TASK DETAILS
For this exercise, output only the lines between the "Parse this screenshot: output" line and the "Decode this image" line, both of them included, and skip all pictures.

DATA FOR THIS EXERCISE
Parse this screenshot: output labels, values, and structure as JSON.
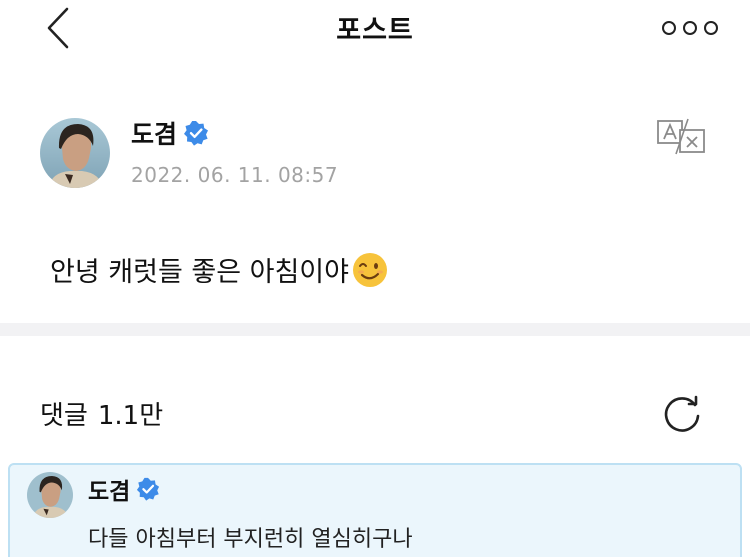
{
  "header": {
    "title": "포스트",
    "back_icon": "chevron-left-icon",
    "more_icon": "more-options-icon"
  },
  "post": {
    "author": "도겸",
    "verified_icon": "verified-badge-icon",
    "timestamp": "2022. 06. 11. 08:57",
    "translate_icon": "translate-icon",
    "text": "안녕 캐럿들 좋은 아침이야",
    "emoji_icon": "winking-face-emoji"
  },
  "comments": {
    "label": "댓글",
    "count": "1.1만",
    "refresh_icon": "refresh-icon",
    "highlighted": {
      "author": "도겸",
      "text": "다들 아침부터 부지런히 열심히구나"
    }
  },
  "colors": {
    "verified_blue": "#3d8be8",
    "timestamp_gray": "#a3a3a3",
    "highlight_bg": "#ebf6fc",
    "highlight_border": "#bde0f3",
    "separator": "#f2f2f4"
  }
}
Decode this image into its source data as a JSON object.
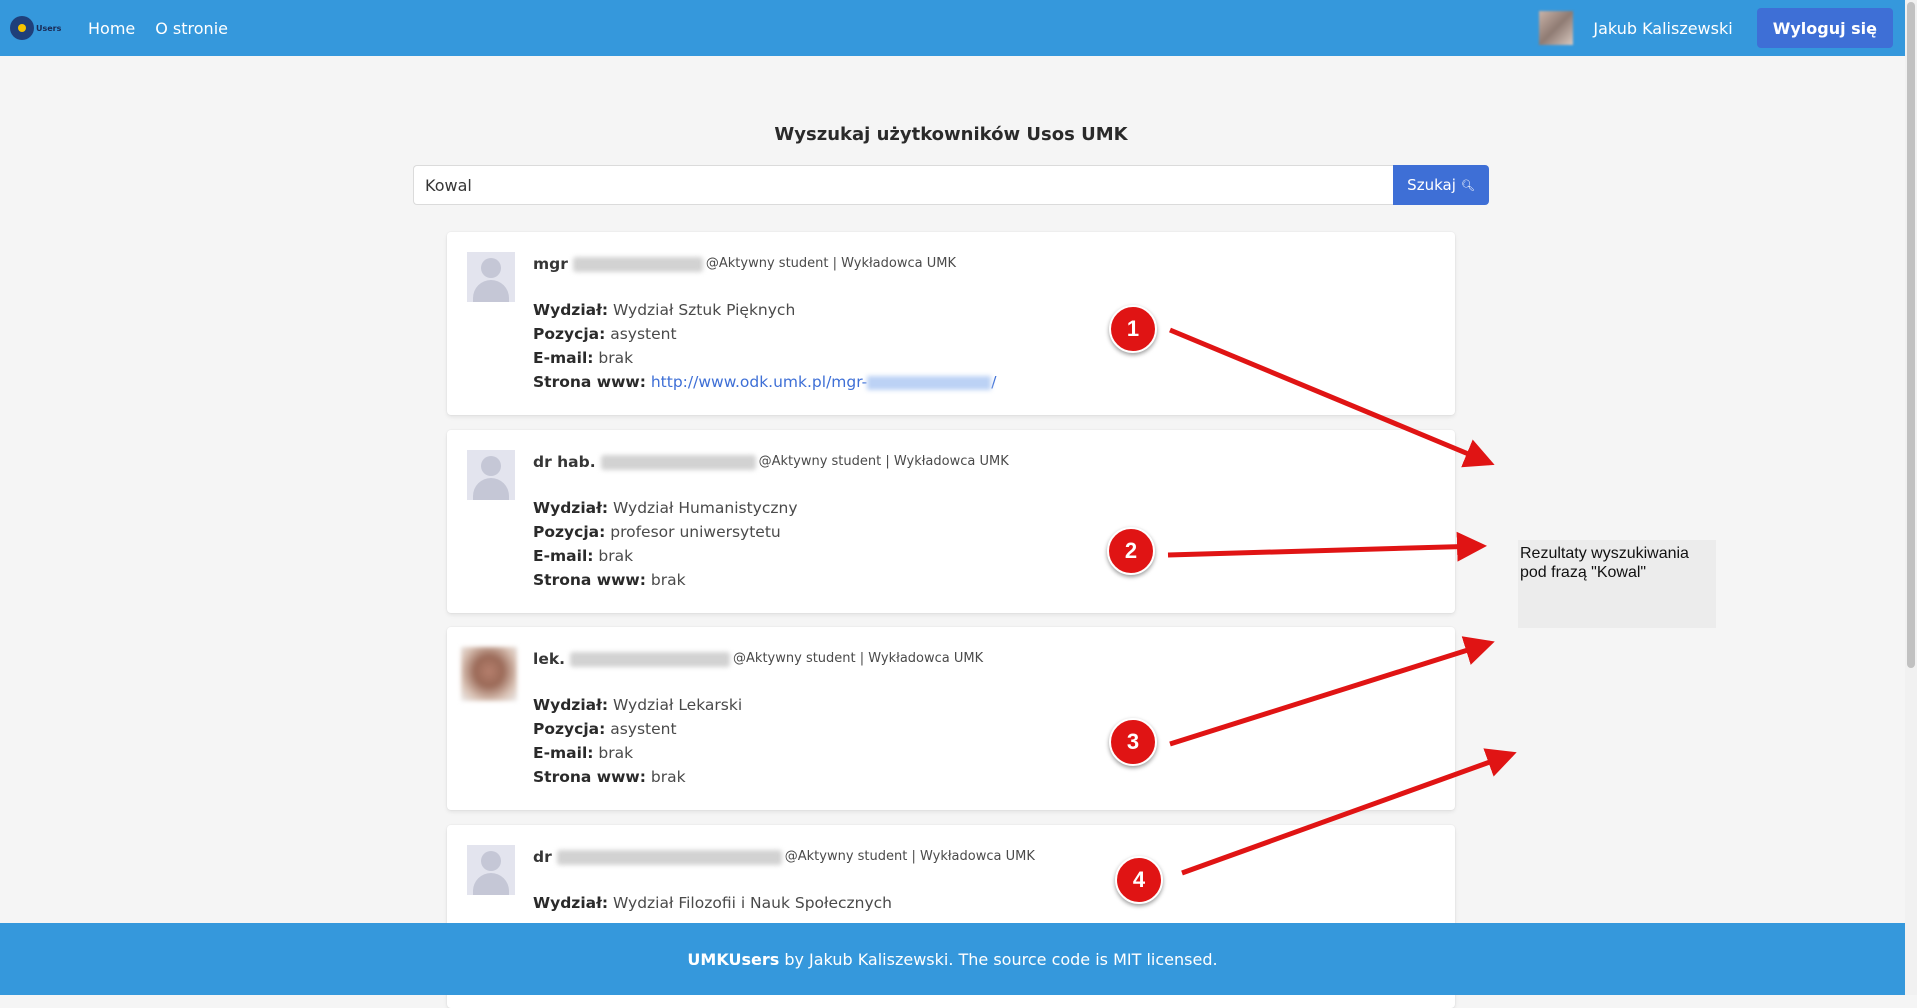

==

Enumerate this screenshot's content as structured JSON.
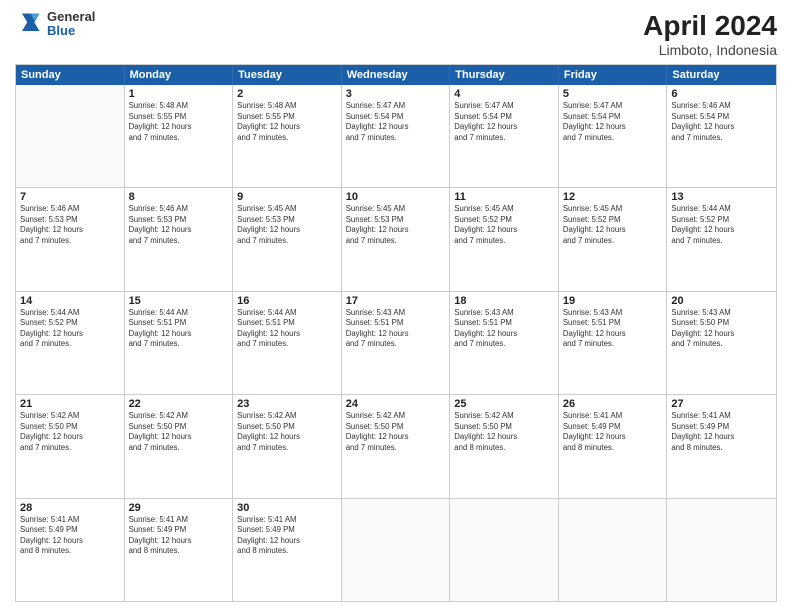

SOLUTION BELOW
Parse this screenshot: output labels, values, and structure as JSON.
{
  "header": {
    "title": "포스트",
    "back_icon": "chevron-left-icon",
    "more_icon": "more-options-icon"
  },
  "post": {
    "author": "도겸",
    "verified_icon": "verified-badge-icon",
    "timestamp": "2022. 06. 11. 08:57",
    "translate_icon": "translate-icon",
    "text": "안녕 캐럿들 좋은 아침이야",
    "emoji_icon": "winking-face-emoji"
  },
  "comments": {
    "label": "댓글",
    "count": "1.1만",
    "refresh_icon": "refresh-icon",
    "highlighted": {
      "author": "도겸",
      "text": "다들 아침부터 부지런히 열심히구나"
    }
  },
  "colors": {
    "verified_blue": "#3d8be8",
    "timestamp_gray": "#a3a3a3",
    "highlight_bg": "#ebf6fc",
    "highlight_border": "#bde0f3",
    "separator": "#f2f2f4"
  }
}
Decode this image into its source data as a JSON object.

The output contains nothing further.